» **Task details**
Collect every line of the records below that contains the word "profit".
··········
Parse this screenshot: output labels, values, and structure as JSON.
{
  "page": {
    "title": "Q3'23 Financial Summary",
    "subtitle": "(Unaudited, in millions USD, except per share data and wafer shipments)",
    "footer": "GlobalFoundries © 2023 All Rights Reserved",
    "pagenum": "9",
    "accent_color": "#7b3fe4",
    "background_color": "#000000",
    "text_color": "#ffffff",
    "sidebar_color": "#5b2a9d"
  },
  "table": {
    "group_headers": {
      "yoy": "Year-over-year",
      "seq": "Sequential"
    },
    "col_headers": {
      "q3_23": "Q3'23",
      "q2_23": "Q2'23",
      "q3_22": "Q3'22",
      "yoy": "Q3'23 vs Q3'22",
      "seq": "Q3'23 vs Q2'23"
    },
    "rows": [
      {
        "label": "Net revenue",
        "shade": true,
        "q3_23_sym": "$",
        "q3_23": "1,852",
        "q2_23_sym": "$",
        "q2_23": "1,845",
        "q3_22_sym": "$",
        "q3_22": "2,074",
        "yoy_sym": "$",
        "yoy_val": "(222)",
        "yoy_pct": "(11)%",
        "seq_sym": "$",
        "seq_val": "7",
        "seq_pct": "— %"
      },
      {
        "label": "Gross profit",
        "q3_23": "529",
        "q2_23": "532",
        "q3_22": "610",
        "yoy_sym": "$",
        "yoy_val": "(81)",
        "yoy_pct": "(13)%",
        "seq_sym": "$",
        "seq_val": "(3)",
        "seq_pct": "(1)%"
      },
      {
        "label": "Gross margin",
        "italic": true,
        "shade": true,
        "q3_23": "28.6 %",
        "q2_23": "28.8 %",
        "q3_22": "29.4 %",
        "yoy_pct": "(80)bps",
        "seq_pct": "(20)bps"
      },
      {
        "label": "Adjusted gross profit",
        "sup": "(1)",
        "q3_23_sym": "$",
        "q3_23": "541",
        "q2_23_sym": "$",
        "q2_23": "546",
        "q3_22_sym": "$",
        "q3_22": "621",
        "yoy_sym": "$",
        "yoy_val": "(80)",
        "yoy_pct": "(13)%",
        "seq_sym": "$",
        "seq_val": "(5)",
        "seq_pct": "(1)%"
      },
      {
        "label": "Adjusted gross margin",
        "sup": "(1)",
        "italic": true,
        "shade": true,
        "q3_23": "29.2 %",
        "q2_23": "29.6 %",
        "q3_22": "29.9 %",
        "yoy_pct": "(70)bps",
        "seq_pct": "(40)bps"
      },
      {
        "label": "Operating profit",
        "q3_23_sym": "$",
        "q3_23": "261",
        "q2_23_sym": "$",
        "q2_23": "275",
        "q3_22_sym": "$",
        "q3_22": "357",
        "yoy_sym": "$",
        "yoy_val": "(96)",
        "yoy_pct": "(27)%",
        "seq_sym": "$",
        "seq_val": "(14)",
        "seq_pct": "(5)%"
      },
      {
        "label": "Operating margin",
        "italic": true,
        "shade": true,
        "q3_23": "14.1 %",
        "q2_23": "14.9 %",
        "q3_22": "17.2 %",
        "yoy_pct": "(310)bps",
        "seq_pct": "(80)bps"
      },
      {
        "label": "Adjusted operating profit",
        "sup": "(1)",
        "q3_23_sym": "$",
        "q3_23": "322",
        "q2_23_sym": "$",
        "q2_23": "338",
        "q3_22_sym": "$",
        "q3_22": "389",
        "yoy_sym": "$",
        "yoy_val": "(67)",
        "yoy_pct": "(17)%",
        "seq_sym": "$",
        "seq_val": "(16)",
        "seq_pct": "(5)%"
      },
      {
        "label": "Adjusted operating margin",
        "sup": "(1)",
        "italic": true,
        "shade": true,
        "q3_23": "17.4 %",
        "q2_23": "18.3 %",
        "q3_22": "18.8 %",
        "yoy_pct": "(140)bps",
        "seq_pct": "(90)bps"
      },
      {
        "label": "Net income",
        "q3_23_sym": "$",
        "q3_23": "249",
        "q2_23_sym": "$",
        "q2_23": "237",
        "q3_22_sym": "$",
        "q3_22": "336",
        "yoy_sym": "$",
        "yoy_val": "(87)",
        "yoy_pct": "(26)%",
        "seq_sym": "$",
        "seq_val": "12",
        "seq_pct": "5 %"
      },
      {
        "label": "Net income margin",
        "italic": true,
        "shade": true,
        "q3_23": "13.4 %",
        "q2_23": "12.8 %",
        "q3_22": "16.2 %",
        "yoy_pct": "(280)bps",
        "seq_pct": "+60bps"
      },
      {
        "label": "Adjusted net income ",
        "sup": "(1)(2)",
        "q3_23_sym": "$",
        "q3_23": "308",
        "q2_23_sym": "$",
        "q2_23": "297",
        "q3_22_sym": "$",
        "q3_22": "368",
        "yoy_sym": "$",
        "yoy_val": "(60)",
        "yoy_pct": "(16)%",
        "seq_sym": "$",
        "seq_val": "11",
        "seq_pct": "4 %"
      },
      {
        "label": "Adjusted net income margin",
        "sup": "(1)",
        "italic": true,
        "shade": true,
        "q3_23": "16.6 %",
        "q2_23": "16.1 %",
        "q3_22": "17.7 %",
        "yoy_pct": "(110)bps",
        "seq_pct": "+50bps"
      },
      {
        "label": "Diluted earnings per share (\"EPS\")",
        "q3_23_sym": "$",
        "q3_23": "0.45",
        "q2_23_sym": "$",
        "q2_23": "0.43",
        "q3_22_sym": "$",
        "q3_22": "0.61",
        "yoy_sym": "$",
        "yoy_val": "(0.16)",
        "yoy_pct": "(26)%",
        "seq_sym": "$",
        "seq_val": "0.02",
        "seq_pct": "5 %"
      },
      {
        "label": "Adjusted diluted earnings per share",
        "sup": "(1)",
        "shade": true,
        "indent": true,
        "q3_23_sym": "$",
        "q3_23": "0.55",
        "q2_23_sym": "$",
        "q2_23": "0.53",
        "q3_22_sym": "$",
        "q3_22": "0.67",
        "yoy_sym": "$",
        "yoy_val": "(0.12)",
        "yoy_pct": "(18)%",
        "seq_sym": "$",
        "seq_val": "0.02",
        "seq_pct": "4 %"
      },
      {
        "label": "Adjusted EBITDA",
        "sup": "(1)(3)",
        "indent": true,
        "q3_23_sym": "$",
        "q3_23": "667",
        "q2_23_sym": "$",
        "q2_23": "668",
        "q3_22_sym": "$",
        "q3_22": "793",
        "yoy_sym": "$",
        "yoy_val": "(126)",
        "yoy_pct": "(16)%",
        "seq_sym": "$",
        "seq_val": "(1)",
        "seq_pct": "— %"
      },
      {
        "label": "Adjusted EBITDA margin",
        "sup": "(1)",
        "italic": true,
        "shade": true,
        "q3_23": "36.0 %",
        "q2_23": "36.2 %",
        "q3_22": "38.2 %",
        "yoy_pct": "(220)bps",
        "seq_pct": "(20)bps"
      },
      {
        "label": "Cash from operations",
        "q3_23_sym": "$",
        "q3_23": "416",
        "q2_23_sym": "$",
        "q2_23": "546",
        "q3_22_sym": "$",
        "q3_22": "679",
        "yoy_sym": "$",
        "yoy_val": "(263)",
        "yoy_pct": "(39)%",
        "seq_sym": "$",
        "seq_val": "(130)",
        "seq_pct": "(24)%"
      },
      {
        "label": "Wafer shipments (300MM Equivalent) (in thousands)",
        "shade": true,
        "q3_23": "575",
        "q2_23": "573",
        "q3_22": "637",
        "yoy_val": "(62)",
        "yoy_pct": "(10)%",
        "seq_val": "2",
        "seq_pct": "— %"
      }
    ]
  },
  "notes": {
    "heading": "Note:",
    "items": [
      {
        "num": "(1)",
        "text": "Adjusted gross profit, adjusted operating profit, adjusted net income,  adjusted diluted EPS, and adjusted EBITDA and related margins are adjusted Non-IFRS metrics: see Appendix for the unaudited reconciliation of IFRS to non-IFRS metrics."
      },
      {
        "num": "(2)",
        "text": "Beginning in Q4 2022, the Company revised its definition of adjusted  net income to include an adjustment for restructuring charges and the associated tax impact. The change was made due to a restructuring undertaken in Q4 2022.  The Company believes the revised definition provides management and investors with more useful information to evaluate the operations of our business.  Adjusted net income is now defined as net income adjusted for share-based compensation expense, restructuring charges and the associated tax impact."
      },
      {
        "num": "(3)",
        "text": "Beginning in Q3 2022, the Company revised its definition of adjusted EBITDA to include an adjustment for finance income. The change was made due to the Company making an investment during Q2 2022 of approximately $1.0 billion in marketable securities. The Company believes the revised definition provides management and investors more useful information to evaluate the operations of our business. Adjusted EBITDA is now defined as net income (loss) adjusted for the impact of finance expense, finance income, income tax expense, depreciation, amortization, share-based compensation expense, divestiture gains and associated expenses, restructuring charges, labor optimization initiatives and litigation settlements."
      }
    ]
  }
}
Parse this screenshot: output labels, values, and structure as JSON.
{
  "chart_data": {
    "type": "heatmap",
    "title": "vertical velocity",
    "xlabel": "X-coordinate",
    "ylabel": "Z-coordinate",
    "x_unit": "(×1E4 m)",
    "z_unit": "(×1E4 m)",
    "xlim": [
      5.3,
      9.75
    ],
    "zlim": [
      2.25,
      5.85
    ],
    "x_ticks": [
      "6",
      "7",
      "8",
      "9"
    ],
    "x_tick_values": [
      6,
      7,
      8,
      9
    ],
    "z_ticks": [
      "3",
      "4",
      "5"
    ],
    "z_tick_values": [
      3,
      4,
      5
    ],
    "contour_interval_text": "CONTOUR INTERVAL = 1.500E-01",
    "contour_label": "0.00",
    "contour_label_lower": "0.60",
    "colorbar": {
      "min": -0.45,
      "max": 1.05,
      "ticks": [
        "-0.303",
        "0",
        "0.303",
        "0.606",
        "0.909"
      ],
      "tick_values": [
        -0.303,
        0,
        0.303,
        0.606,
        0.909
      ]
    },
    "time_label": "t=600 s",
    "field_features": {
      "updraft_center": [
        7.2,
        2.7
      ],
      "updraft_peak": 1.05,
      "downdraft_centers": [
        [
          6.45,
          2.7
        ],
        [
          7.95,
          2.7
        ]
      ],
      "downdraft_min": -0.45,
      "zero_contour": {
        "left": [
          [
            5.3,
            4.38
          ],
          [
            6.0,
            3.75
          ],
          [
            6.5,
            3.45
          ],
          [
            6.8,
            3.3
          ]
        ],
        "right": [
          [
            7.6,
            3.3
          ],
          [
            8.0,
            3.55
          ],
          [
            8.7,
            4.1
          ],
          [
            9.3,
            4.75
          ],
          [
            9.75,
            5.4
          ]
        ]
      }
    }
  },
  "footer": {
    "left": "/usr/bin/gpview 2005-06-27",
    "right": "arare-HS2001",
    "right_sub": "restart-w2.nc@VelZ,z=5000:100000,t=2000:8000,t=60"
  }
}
··········
» **Answer**
        "label": "Gross profit",
        "label": "Adjusted gross profit",
        "label": "Operating profit",
        "label": "Adjusted operating profit",
        "text": "Adjusted gross profit, adjusted operating profit, adjusted net income,  adjusted diluted EPS, and adjusted EBITDA and related margins are adjusted Non-IFRS metrics: see Appendix for the unaudited reconciliation of IFRS to non-IFRS metrics."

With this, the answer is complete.